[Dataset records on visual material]
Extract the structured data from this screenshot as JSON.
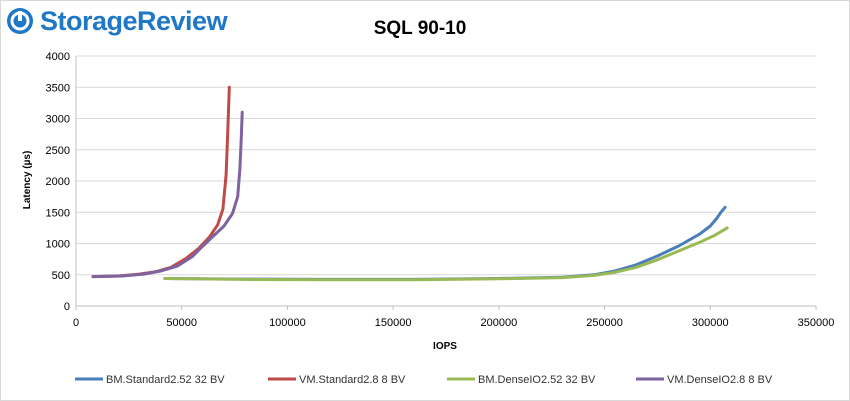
{
  "brand": {
    "name": "StorageReview",
    "logo_icon": "storagereview-logo-icon",
    "colors": {
      "primary": "#1f77c7",
      "dark": "#2e3a46"
    }
  },
  "chart_data": {
    "type": "line",
    "title": "SQL 90-10",
    "xlabel": "IOPS",
    "ylabel": "Latency (µs)",
    "xlim": [
      0,
      350000
    ],
    "ylim": [
      0,
      4000
    ],
    "xticks": [
      0,
      50000,
      100000,
      150000,
      200000,
      250000,
      300000,
      350000
    ],
    "yticks": [
      0,
      500,
      1000,
      1500,
      2000,
      2500,
      3000,
      3500,
      4000
    ],
    "grid": "horizontal",
    "legend_position": "bottom",
    "series": [
      {
        "name": "BM.Standard2.52 32 BV",
        "color": "#4a7ebb",
        "points": [
          [
            42000,
            440
          ],
          [
            80000,
            430
          ],
          [
            120000,
            425
          ],
          [
            160000,
            425
          ],
          [
            200000,
            440
          ],
          [
            230000,
            460
          ],
          [
            245000,
            500
          ],
          [
            255000,
            560
          ],
          [
            265000,
            660
          ],
          [
            275000,
            800
          ],
          [
            285000,
            960
          ],
          [
            295000,
            1150
          ],
          [
            300000,
            1280
          ],
          [
            303000,
            1400
          ],
          [
            305000,
            1500
          ],
          [
            307000,
            1580
          ]
        ]
      },
      {
        "name": "VM.Standard2.8 8 BV",
        "color": "#be4b48",
        "points": [
          [
            8000,
            470
          ],
          [
            20000,
            480
          ],
          [
            30000,
            510
          ],
          [
            38000,
            550
          ],
          [
            45000,
            620
          ],
          [
            52000,
            760
          ],
          [
            58000,
            920
          ],
          [
            63000,
            1100
          ],
          [
            67000,
            1300
          ],
          [
            69500,
            1550
          ],
          [
            71000,
            2100
          ],
          [
            71800,
            2800
          ],
          [
            72500,
            3500
          ]
        ]
      },
      {
        "name": "BM.DenseIO2.52 32 BV",
        "color": "#98b954",
        "points": [
          [
            42000,
            440
          ],
          [
            80000,
            425
          ],
          [
            120000,
            420
          ],
          [
            160000,
            420
          ],
          [
            200000,
            435
          ],
          [
            230000,
            455
          ],
          [
            245000,
            490
          ],
          [
            255000,
            540
          ],
          [
            265000,
            620
          ],
          [
            275000,
            740
          ],
          [
            285000,
            880
          ],
          [
            295000,
            1020
          ],
          [
            302000,
            1130
          ],
          [
            308000,
            1250
          ]
        ]
      },
      {
        "name": "VM.DenseIO2.8 8 BV",
        "color": "#7e63a0",
        "points": [
          [
            8000,
            470
          ],
          [
            22000,
            480
          ],
          [
            32000,
            510
          ],
          [
            40000,
            560
          ],
          [
            48000,
            640
          ],
          [
            55000,
            790
          ],
          [
            60000,
            960
          ],
          [
            65000,
            1120
          ],
          [
            70000,
            1280
          ],
          [
            74000,
            1480
          ],
          [
            76500,
            1750
          ],
          [
            77500,
            2200
          ],
          [
            78200,
            2700
          ],
          [
            78600,
            3100
          ]
        ]
      }
    ]
  }
}
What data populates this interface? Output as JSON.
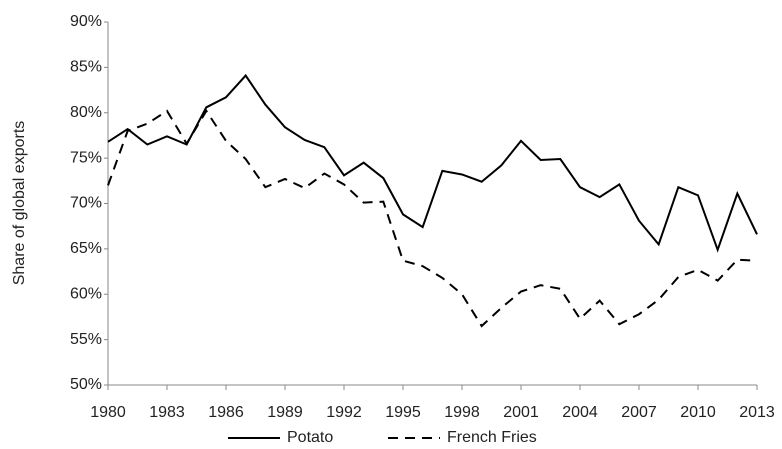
{
  "chart_data": {
    "type": "line",
    "y_label": "Share of global exports",
    "x": [
      1980,
      1981,
      1982,
      1983,
      1984,
      1985,
      1986,
      1987,
      1988,
      1989,
      1990,
      1991,
      1992,
      1993,
      1994,
      1995,
      1996,
      1997,
      1998,
      1999,
      2000,
      2001,
      2002,
      2003,
      2004,
      2005,
      2006,
      2007,
      2008,
      2009,
      2010,
      2011,
      2012,
      2013
    ],
    "series": [
      {
        "name": "Potato",
        "color": "#000000",
        "dash": "solid",
        "values": [
          76.8,
          78.2,
          76.5,
          77.4,
          76.5,
          80.6,
          81.7,
          84.1,
          80.9,
          78.4,
          77.0,
          76.2,
          73.1,
          74.5,
          72.8,
          68.8,
          67.4,
          73.6,
          73.2,
          72.4,
          74.2,
          76.9,
          74.8,
          74.9,
          71.8,
          70.7,
          72.1,
          68.1,
          65.5,
          71.8,
          70.9,
          64.9,
          71.1,
          66.6
        ]
      },
      {
        "name": "French Fries",
        "color": "#000000",
        "dash": "dashed",
        "values": [
          72.0,
          78.0,
          78.8,
          80.2,
          76.6,
          80.2,
          76.9,
          74.9,
          71.8,
          72.7,
          71.7,
          73.3,
          72.1,
          70.1,
          70.2,
          63.7,
          63.1,
          61.8,
          60.0,
          56.5,
          58.5,
          60.3,
          61.0,
          60.6,
          57.3,
          59.3,
          56.7,
          57.8,
          59.4,
          61.9,
          62.7,
          61.5,
          63.8,
          63.7
        ]
      }
    ],
    "xlim": [
      1980,
      2013
    ],
    "xticks": [
      1980,
      1983,
      1986,
      1989,
      1992,
      1995,
      1998,
      2001,
      2004,
      2007,
      2010,
      2013
    ],
    "ylim": [
      50,
      90
    ],
    "yticks": [
      {
        "value": 50,
        "label": "50%"
      },
      {
        "value": 55,
        "label": "55%"
      },
      {
        "value": 60,
        "label": "60%"
      },
      {
        "value": 65,
        "label": "65%"
      },
      {
        "value": 70,
        "label": "70%"
      },
      {
        "value": 75,
        "label": "75%"
      },
      {
        "value": 80,
        "label": "80%"
      },
      {
        "value": 85,
        "label": "85%"
      },
      {
        "value": 90,
        "label": "90%"
      }
    ],
    "grid": false,
    "legend": "bottom"
  }
}
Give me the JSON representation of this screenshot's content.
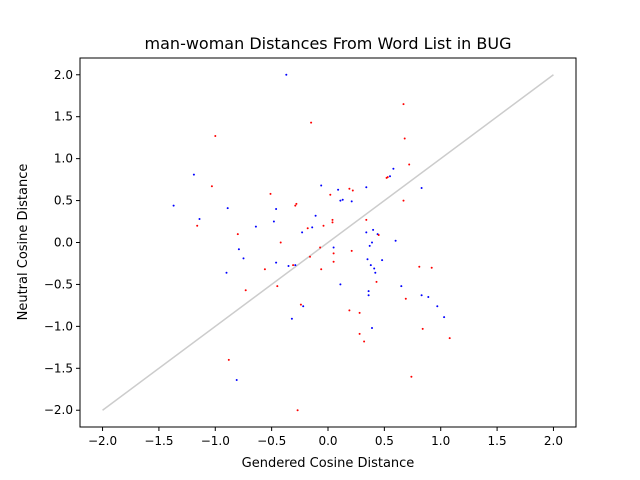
{
  "chart_data": {
    "type": "scatter",
    "title": "man-woman Distances From Word List in BUG",
    "xlabel": "Gendered Cosine Distance",
    "ylabel": "Neutral Cosine Distance",
    "xlim": [
      -2.2,
      2.2
    ],
    "ylim": [
      -2.2,
      2.2
    ],
    "xticks": [
      -2.0,
      -1.5,
      -1.0,
      -0.5,
      0.0,
      0.5,
      1.0,
      1.5,
      2.0
    ],
    "yticks": [
      -2.0,
      -1.5,
      -1.0,
      -0.5,
      0.0,
      0.5,
      1.0,
      1.5,
      2.0
    ],
    "xtick_labels": [
      "−2.0",
      "−1.5",
      "−1.0",
      "−0.5",
      "0.0",
      "0.5",
      "1.0",
      "1.5",
      "2.0"
    ],
    "ytick_labels": [
      "−2.0",
      "−1.5",
      "−1.0",
      "−0.5",
      "0.0",
      "0.5",
      "1.0",
      "1.5",
      "2.0"
    ],
    "grid": false,
    "reference_line": {
      "x": [
        -2.0,
        2.0
      ],
      "y": [
        -2.0,
        2.0
      ],
      "color": "#cccccc"
    },
    "series": [
      {
        "name": "blue",
        "color": "#0000ff",
        "points": [
          [
            -0.37,
            2.0
          ],
          [
            -1.19,
            0.81
          ],
          [
            -1.37,
            0.44
          ],
          [
            -1.14,
            0.28
          ],
          [
            -0.89,
            0.41
          ],
          [
            -0.79,
            -0.08
          ],
          [
            -0.75,
            -0.19
          ],
          [
            -0.64,
            0.19
          ],
          [
            -0.46,
            0.4
          ],
          [
            -0.48,
            0.25
          ],
          [
            -0.9,
            -0.36
          ],
          [
            -0.46,
            -0.24
          ],
          [
            -0.35,
            -0.28
          ],
          [
            -0.29,
            -0.27
          ],
          [
            -0.22,
            -0.76
          ],
          [
            -0.32,
            -0.91
          ],
          [
            -0.81,
            -1.64
          ],
          [
            0.05,
            -0.06
          ],
          [
            -0.11,
            0.32
          ],
          [
            -0.06,
            0.68
          ],
          [
            -0.14,
            0.18
          ],
          [
            -0.23,
            0.12
          ],
          [
            0.09,
            0.63
          ],
          [
            0.11,
            0.5
          ],
          [
            0.13,
            0.51
          ],
          [
            0.21,
            0.49
          ],
          [
            0.34,
            0.66
          ],
          [
            0.34,
            0.12
          ],
          [
            0.4,
            0.15
          ],
          [
            0.44,
            0.1
          ],
          [
            0.37,
            -0.04
          ],
          [
            0.39,
            0.0
          ],
          [
            0.35,
            -0.2
          ],
          [
            0.38,
            -0.27
          ],
          [
            0.41,
            -0.31
          ],
          [
            0.42,
            -0.36
          ],
          [
            0.48,
            -0.21
          ],
          [
            0.11,
            -0.5
          ],
          [
            0.36,
            -0.58
          ],
          [
            0.36,
            -0.63
          ],
          [
            0.39,
            -1.02
          ],
          [
            0.58,
            0.88
          ],
          [
            0.55,
            0.79
          ],
          [
            0.6,
            0.02
          ],
          [
            0.65,
            -0.52
          ],
          [
            0.83,
            0.65
          ],
          [
            0.83,
            -0.63
          ],
          [
            0.89,
            -0.65
          ],
          [
            0.97,
            -0.76
          ],
          [
            1.03,
            -0.89
          ]
        ]
      },
      {
        "name": "red",
        "color": "#ff0000",
        "points": [
          [
            0.67,
            1.65
          ],
          [
            -1.0,
            1.27
          ],
          [
            -0.15,
            1.43
          ],
          [
            -1.03,
            0.67
          ],
          [
            -1.16,
            0.2
          ],
          [
            -0.8,
            0.1
          ],
          [
            -0.51,
            0.58
          ],
          [
            -0.29,
            0.44
          ],
          [
            -0.28,
            0.46
          ],
          [
            -0.42,
            0.0
          ],
          [
            -0.56,
            -0.32
          ],
          [
            -0.45,
            -0.52
          ],
          [
            -0.73,
            -0.57
          ],
          [
            -0.31,
            -0.27
          ],
          [
            -0.24,
            -0.74
          ],
          [
            -0.88,
            -1.4
          ],
          [
            -0.27,
            -2.0
          ],
          [
            -0.18,
            0.17
          ],
          [
            -0.16,
            -0.17
          ],
          [
            -0.07,
            -0.06
          ],
          [
            -0.06,
            -0.32
          ],
          [
            -0.04,
            0.2
          ],
          [
            0.02,
            0.57
          ],
          [
            0.04,
            0.24
          ],
          [
            0.04,
            0.27
          ],
          [
            0.05,
            -0.23
          ],
          [
            0.05,
            -0.13
          ],
          [
            0.19,
            0.64
          ],
          [
            0.22,
            0.62
          ],
          [
            0.21,
            -0.1
          ],
          [
            0.34,
            0.27
          ],
          [
            0.45,
            0.09
          ],
          [
            0.43,
            -0.47
          ],
          [
            0.52,
            0.77
          ],
          [
            0.53,
            0.78
          ],
          [
            0.19,
            -0.81
          ],
          [
            0.28,
            -0.84
          ],
          [
            0.28,
            -1.09
          ],
          [
            0.32,
            -1.18
          ],
          [
            0.67,
            0.5
          ],
          [
            0.68,
            1.24
          ],
          [
            0.72,
            0.93
          ],
          [
            0.69,
            -0.67
          ],
          [
            0.81,
            -0.29
          ],
          [
            0.84,
            -1.03
          ],
          [
            0.92,
            -0.3
          ],
          [
            0.74,
            -1.6
          ],
          [
            1.08,
            -1.14
          ]
        ]
      }
    ]
  }
}
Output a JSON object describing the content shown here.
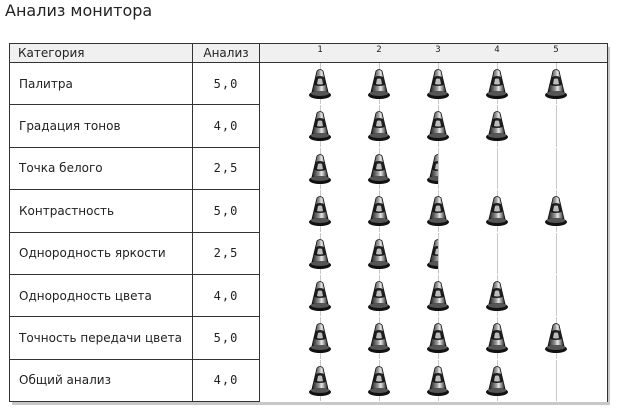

### PROMPT
Determine how many lines of the listing hold the word "Cosine" and reply with that figure alone.

### FULL ANSWER
2